--- Begin SUPPLIED DATA ---

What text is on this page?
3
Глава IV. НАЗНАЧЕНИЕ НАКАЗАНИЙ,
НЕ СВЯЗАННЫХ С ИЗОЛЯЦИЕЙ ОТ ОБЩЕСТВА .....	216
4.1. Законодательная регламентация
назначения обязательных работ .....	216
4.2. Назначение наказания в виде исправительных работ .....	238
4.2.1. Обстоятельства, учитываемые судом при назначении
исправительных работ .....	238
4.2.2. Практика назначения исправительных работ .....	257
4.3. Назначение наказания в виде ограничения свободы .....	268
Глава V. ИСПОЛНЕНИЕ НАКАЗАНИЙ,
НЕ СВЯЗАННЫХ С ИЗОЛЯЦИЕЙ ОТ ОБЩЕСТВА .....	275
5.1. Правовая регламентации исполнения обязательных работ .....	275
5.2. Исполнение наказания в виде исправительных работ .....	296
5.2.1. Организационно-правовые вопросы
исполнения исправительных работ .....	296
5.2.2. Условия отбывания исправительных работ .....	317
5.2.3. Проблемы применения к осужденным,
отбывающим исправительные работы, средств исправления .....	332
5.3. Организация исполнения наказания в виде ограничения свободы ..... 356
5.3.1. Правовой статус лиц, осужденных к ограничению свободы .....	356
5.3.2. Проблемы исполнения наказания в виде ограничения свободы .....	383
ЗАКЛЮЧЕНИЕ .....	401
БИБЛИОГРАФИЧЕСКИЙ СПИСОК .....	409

--- End SUPPLIED DATA ---

__INSTRUCTION__
Exactly reproduce all of the entries.

__ANSWER BELOW__
What text is on this page?
3
Глава IV. НАЗНАЧЕНИЕ НАКАЗАНИЙ,
НЕ СВЯЗАННЫХ С ИЗОЛЯЦИЕЙ ОТ ОБЩЕСТВА .....	216
4.1. Законодательная регламентация
назначения обязательных работ .....	216
4.2. Назначение наказания в виде исправительных работ .....	238
4.2.1. Обстоятельства, учитываемые судом при назначении
исправительных работ .....	238
4.2.2. Практика назначения исправительных работ .....	257
4.3. Назначение наказания в виде ограничения свободы .....	268
Глава V. ИСПОЛНЕНИЕ НАКАЗАНИЙ,
НЕ СВЯЗАННЫХ С ИЗОЛЯЦИЕЙ ОТ ОБЩЕСТВА .....	275
5.1. Правовая регламентации исполнения обязательных работ .....	275
5.2. Исполнение наказания в виде исправительных работ .....	296
5.2.1. Организационно-правовые вопросы
исполнения исправительных работ .....	296
5.2.2. Условия отбывания исправительных работ .....	317
5.2.3. Проблемы применения к осужденным,
отбывающим исправительные работы, средств исправления .....	332
5.3. Организация исполнения наказания в виде ограничения свободы ..... 356
5.3.1. Правовой статус лиц, осужденных к ограничению свободы .....	356
5.3.2. Проблемы исполнения наказания в виде ограничения свободы .....	383
ЗАКЛЮЧЕНИЕ .....	401
БИБЛИОГРАФИЧЕСКИЙ СПИСОК .....	409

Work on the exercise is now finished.